⟨
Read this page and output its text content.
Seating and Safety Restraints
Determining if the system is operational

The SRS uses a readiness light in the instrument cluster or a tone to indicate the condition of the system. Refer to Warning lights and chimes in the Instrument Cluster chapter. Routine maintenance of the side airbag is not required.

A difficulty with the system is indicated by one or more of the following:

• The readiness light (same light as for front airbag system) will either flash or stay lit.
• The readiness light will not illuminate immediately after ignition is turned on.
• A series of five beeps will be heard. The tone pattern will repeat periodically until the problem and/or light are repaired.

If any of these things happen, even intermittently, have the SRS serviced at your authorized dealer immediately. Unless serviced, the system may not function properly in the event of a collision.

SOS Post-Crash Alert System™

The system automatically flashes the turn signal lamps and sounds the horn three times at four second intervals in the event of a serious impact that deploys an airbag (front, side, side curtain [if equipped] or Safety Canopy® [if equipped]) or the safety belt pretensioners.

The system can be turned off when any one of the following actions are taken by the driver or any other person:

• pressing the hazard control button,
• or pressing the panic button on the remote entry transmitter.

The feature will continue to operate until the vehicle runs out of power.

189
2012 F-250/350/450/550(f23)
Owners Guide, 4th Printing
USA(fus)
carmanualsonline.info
⟩
⟨
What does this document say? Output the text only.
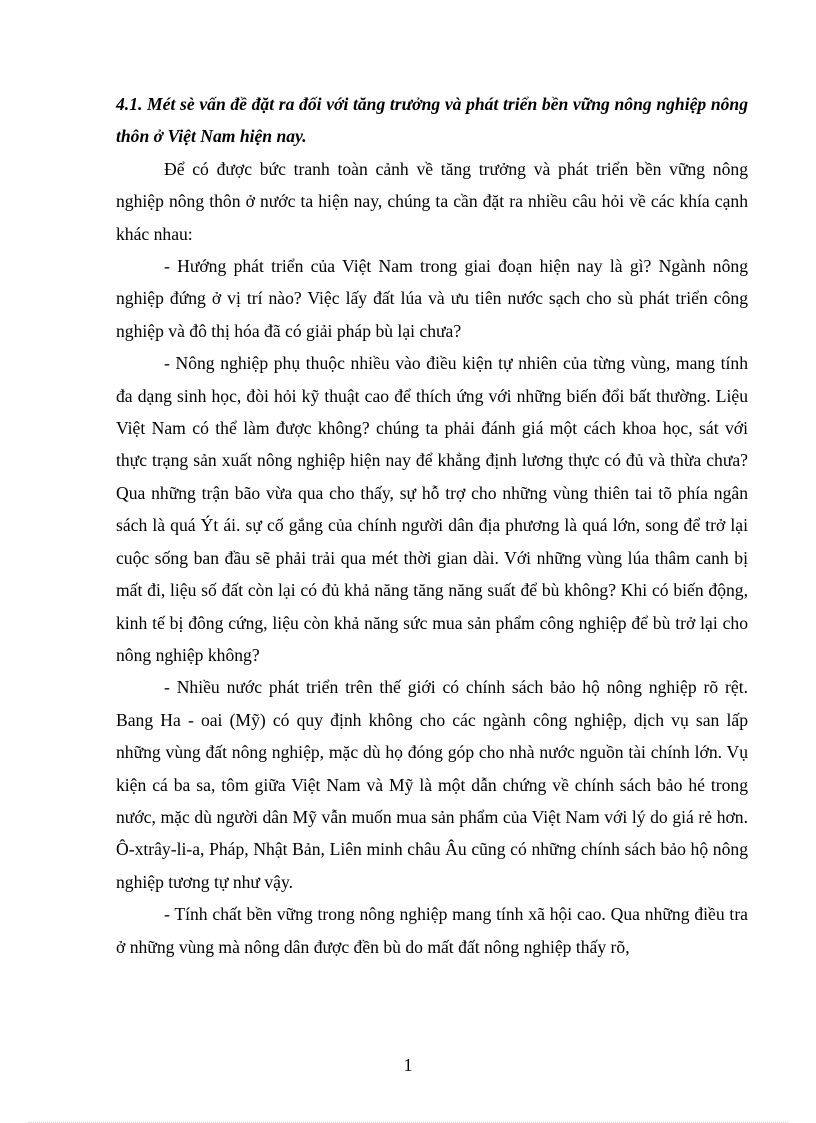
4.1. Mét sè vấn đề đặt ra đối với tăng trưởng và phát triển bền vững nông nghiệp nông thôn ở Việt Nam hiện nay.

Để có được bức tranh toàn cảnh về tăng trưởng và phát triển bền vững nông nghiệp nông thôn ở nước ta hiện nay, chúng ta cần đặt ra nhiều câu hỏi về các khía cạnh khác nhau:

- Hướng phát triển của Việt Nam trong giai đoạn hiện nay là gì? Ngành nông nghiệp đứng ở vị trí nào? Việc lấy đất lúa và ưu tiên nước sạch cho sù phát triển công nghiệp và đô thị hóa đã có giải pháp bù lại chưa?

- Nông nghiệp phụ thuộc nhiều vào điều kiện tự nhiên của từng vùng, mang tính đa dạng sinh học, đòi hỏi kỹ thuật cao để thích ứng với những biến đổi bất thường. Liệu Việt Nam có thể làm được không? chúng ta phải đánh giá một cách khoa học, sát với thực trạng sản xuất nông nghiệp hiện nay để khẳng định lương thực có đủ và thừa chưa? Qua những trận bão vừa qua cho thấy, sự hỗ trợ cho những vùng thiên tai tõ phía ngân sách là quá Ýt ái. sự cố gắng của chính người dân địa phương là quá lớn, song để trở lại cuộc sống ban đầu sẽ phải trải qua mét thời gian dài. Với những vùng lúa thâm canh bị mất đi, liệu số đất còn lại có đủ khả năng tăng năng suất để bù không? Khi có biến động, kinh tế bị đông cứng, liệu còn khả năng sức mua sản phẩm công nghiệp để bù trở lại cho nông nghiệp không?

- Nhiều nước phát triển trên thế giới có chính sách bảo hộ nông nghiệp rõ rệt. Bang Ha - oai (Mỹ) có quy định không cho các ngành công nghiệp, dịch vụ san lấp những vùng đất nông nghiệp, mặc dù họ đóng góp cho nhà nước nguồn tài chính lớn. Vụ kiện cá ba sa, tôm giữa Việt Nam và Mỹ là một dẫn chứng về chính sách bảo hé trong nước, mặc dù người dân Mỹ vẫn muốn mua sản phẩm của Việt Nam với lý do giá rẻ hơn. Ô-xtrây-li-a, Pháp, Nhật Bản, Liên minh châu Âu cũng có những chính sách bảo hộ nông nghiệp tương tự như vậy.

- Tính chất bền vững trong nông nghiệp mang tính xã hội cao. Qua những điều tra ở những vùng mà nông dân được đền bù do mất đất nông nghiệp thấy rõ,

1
⟩
» WHAT IS ASKED:
List all lines where "side" occurs.

» OUTPUT OF THE TASK:
The SRS uses a readiness light in the instrument cluster or a tone to indicate the condition of the system. Refer to Warning lights and chimes in the Instrument Cluster chapter. Routine maintenance of the side airbag is not required.
The system automatically flashes the turn signal lamps and sounds the horn three times at four second intervals in the event of a serious impact that deploys an airbag (front, side, side curtain [if equipped] or Safety Canopy® [if equipped]) or the safety belt pretensioners.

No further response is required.